=== Records from a data source ===
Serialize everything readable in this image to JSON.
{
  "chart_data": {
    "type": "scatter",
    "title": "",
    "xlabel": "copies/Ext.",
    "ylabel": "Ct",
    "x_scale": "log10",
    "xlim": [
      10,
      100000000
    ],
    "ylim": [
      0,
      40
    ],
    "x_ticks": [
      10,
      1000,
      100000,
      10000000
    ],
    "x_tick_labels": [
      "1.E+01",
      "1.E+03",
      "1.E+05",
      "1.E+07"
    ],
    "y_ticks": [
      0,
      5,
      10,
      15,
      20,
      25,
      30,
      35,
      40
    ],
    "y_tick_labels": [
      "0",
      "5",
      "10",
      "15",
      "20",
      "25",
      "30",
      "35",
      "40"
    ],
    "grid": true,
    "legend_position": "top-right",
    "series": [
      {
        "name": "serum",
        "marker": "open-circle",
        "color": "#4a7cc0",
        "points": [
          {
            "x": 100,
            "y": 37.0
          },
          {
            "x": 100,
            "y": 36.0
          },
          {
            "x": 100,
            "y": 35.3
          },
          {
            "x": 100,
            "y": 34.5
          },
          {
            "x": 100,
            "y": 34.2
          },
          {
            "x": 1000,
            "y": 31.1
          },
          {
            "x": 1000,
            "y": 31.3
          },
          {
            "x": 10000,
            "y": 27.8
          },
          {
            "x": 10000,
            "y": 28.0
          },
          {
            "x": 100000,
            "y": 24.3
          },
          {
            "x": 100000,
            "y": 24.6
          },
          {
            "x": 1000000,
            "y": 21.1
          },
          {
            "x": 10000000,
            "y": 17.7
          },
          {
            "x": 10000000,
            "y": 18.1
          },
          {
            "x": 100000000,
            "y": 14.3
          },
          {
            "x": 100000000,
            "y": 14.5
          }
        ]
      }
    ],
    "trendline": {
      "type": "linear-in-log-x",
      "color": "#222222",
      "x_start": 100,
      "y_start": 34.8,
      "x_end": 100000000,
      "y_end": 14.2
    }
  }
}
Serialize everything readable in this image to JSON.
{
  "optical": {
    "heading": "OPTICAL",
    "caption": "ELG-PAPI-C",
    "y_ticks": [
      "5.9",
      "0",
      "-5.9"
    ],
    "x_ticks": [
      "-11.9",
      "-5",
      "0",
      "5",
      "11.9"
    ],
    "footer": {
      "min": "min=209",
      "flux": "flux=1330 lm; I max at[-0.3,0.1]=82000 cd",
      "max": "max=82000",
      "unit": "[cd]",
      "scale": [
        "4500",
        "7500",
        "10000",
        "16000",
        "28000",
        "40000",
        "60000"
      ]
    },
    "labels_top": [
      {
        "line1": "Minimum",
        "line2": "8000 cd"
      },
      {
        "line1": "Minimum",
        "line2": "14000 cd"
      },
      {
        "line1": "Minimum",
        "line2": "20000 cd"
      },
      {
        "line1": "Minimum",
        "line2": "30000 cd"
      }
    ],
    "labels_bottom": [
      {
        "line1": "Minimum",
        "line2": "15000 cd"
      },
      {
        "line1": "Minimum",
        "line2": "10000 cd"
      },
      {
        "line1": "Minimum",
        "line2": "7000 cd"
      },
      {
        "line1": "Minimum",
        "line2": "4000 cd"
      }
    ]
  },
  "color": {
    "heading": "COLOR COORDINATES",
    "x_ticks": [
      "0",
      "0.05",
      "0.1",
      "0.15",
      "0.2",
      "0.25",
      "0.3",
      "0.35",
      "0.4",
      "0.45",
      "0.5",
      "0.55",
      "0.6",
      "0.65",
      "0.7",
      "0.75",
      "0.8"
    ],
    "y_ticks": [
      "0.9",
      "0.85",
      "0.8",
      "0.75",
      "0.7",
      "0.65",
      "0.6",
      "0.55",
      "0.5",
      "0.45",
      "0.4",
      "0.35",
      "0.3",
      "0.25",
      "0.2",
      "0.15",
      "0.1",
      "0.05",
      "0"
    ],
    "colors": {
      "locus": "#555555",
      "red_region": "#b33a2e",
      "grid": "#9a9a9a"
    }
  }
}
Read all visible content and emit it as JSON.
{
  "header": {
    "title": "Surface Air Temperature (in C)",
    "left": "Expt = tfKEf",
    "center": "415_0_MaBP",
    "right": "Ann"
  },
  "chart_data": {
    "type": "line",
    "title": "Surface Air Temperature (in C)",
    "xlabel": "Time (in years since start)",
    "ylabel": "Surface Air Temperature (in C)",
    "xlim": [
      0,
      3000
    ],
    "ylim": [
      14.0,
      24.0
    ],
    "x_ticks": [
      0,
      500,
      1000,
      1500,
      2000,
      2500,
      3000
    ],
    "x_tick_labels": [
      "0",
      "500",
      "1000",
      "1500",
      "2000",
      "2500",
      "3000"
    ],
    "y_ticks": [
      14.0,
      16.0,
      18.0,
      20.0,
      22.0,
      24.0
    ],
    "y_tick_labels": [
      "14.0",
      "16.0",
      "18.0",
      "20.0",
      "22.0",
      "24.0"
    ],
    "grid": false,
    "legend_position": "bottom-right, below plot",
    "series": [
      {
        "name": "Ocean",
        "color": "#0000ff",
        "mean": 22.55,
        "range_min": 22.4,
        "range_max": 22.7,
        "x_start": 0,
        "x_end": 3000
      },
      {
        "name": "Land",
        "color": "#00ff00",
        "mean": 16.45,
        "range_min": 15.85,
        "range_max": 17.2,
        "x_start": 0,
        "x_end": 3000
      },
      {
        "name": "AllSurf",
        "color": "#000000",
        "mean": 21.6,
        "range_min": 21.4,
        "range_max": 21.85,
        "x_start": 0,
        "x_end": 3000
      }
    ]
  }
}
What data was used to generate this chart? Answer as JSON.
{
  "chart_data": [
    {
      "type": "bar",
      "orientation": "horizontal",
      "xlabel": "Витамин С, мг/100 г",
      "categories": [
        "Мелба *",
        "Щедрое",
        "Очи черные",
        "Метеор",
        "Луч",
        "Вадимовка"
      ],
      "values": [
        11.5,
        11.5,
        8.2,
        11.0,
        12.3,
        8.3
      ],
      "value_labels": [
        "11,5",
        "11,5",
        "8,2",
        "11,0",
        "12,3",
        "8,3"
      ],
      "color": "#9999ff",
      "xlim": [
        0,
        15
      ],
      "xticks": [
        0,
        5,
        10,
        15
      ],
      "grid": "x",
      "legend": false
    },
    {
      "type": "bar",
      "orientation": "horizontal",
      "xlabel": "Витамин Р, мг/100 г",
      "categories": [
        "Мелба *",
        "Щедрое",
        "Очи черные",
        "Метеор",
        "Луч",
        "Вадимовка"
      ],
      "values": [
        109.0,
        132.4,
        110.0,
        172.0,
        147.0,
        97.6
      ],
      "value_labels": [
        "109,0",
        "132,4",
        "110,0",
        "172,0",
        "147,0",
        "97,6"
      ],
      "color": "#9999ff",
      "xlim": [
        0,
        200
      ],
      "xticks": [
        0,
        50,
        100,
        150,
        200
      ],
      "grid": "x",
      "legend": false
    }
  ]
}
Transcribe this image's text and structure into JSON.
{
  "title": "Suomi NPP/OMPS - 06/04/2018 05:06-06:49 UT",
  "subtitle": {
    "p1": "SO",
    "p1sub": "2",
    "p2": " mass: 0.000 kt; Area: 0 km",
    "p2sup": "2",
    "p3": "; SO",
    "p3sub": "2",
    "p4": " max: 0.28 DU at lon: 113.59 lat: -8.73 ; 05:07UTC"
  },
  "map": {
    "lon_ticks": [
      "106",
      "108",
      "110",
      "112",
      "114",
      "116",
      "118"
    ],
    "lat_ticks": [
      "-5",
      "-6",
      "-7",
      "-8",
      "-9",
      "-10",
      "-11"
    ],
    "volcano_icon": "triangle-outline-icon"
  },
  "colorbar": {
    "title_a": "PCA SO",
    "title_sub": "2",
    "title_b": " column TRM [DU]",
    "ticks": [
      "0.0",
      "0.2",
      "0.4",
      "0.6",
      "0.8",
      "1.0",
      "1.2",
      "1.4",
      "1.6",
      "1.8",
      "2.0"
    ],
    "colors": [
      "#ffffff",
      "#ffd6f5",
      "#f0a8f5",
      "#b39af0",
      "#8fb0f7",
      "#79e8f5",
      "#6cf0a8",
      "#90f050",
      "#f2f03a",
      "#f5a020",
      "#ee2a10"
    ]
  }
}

=== DESCRIPTION OF THE TASK ===
Repeat, character for character, the lines from the one that holds "Transcribe this image's" to the final line of the material, inclusive, and no other lines.

=== SOLUTION TO THIS TASK ===
Transcribe this image's text and structure into JSON.
{
  "title": "Suomi NPP/OMPS - 06/04/2018 05:06-06:49 UT",
  "subtitle": {
    "p1": "SO",
    "p1sub": "2",
    "p2": " mass: 0.000 kt; Area: 0 km",
    "p2sup": "2",
    "p3": "; SO",
    "p3sub": "2",
    "p4": " max: 0.28 DU at lon: 113.59 lat: -8.73 ; 05:07UTC"
  },
  "map": {
    "lon_ticks": [
      "106",
      "108",
      "110",
      "112",
      "114",
      "116",
      "118"
    ],
    "lat_ticks": [
      "-5",
      "-6",
      "-7",
      "-8",
      "-9",
      "-10",
      "-11"
    ],
    "volcano_icon": "triangle-outline-icon"
  },
  "colorbar": {
    "title_a": "PCA SO",
    "title_sub": "2",
    "title_b": " column TRM [DU]",
    "ticks": [
      "0.0",
      "0.2",
      "0.4",
      "0.6",
      "0.8",
      "1.0",
      "1.2",
      "1.4",
      "1.6",
      "1.8",
      "2.0"
    ],
    "colors": [
      "#ffffff",
      "#ffd6f5",
      "#f0a8f5",
      "#b39af0",
      "#8fb0f7",
      "#79e8f5",
      "#6cf0a8",
      "#90f050",
      "#f2f03a",
      "#f5a020",
      "#ee2a10"
    ]
  }
}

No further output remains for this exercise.